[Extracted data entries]
----------

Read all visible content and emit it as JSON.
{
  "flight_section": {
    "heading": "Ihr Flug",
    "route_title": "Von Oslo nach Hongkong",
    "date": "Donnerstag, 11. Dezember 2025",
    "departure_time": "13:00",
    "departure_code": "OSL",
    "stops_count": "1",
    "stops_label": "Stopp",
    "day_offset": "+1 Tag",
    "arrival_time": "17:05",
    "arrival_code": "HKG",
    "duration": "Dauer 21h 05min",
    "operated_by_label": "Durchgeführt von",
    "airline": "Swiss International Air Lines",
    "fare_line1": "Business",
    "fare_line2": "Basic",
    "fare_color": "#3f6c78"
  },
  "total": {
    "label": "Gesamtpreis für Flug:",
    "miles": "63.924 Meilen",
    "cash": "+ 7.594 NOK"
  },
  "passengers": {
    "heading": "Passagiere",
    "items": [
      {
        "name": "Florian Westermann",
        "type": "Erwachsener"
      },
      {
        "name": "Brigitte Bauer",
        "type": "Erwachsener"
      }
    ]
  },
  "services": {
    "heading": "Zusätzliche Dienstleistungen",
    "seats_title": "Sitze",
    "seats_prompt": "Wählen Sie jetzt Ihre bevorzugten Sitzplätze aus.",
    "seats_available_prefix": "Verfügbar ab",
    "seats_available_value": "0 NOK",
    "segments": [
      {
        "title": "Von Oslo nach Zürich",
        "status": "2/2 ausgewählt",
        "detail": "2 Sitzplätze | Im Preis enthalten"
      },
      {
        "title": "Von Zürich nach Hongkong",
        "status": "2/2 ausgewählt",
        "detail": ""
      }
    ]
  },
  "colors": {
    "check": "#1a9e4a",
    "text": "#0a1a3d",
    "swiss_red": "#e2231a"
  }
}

----------

### Problem requirements
Reproduce the entire listing word for word.

### Exercise solution
Read all visible content and emit it as JSON.
{
  "flight_section": {
    "heading": "Ihr Flug",
    "route_title": "Von Oslo nach Hongkong",
    "date": "Donnerstag, 11. Dezember 2025",
    "departure_time": "13:00",
    "departure_code": "OSL",
    "stops_count": "1",
    "stops_label": "Stopp",
    "day_offset": "+1 Tag",
    "arrival_time": "17:05",
    "arrival_code": "HKG",
    "duration": "Dauer 21h 05min",
    "operated_by_label": "Durchgeführt von",
    "airline": "Swiss International Air Lines",
    "fare_line1": "Business",
    "fare_line2": "Basic",
    "fare_color": "#3f6c78"
  },
  "total": {
    "label": "Gesamtpreis für Flug:",
    "miles": "63.924 Meilen",
    "cash": "+ 7.594 NOK"
  },
  "passengers": {
    "heading": "Passagiere",
    "items": [
      {
        "name": "Florian Westermann",
        "type": "Erwachsener"
      },
      {
        "name": "Brigitte Bauer",
        "type": "Erwachsener"
      }
    ]
  },
  "services": {
    "heading": "Zusätzliche Dienstleistungen",
    "seats_title": "Sitze",
    "seats_prompt": "Wählen Sie jetzt Ihre bevorzugten Sitzplätze aus.",
    "seats_available_prefix": "Verfügbar ab",
    "seats_available_value": "0 NOK",
    "segments": [
      {
        "title": "Von Oslo nach Zürich",
        "status": "2/2 ausgewählt",
        "detail": "2 Sitzplätze | Im Preis enthalten"
      },
      {
        "title": "Von Zürich nach Hongkong",
        "status": "2/2 ausgewählt",
        "detail": ""
      }
    ]
  },
  "colors": {
    "check": "#1a9e4a",
    "text": "#0a1a3d",
    "swiss_red": "#e2231a"
  }
}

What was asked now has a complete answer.